- INPUT RECORDS
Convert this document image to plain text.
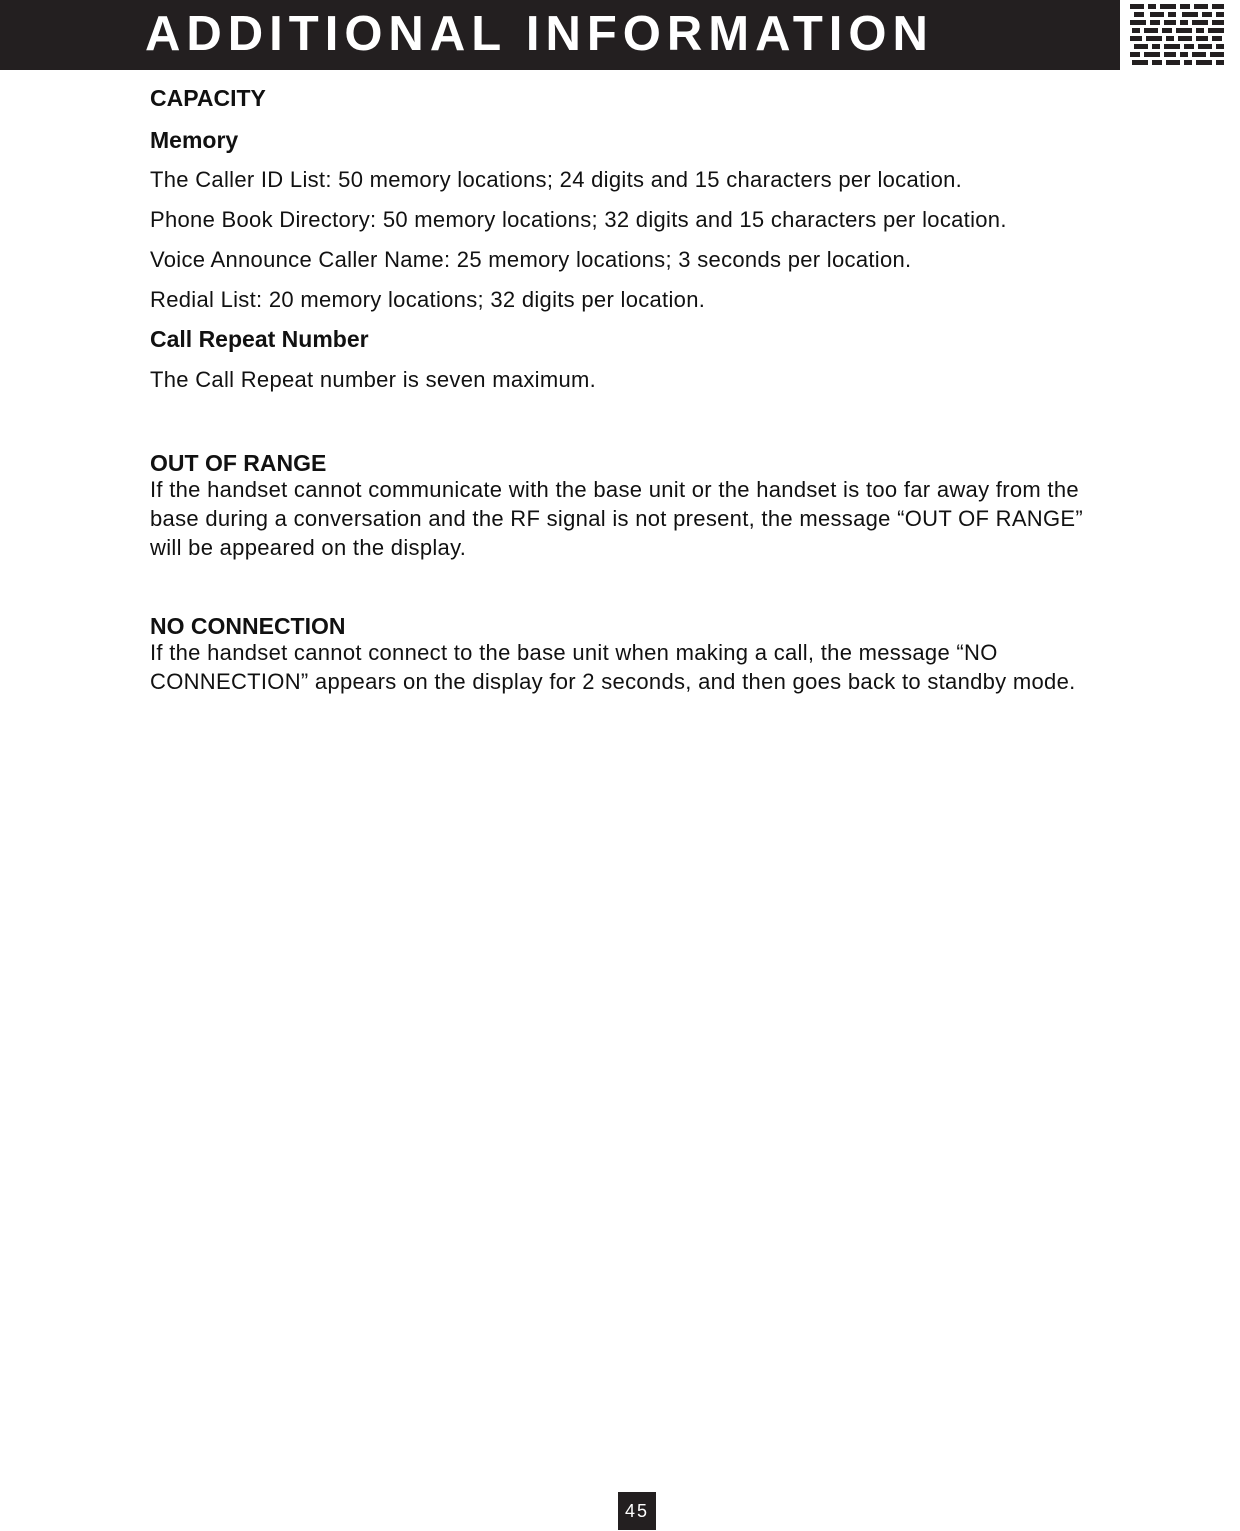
ADDITIONAL INFORMATION

CAPACITY

Memory

The Caller ID List: 50 memory locations; 24 digits and 15 characters per location.

Phone Book Directory: 50 memory locations; 32 digits and 15 characters per location.

Voice Announce Caller Name: 25 memory locations; 3 seconds per location.

Redial List: 20 memory locations; 32 digits per location.

Call Repeat Number

The Call Repeat number is seven maximum.

OUT OF RANGE

If the handset cannot communicate with the base unit or the handset is too far away from the base during a conversation and the RF signal is not present, the message “OUT OF RANGE” will be appeared on the display.

NO CONNECTION

If the handset cannot connect to the base unit when making a call, the message “NO CONNECTION” appears on the display for 2 seconds, and then goes back to standby mode.

45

- WHAT THE TASK ASKS
Pictures stay out; reproduce every line of the records exactly.

- RESPONSE
Convert this document image to plain text.
ADDITIONAL INFORMATION

CAPACITY

Memory

The Caller ID List: 50 memory locations; 24 digits and 15 characters per location.

Phone Book Directory: 50 memory locations; 32 digits and 15 characters per location.

Voice Announce Caller Name: 25 memory locations; 3 seconds per location.

Redial List: 20 memory locations; 32 digits per location.

Call Repeat Number

The Call Repeat number is seven maximum.

OUT OF RANGE

If the handset cannot communicate with the base unit or the handset is too far away from the base during a conversation and the RF signal is not present, the message “OUT OF RANGE” will be appeared on the display.

NO CONNECTION

If the handset cannot connect to the base unit when making a call, the message “NO CONNECTION” appears on the display for 2 seconds, and then goes back to standby mode.

45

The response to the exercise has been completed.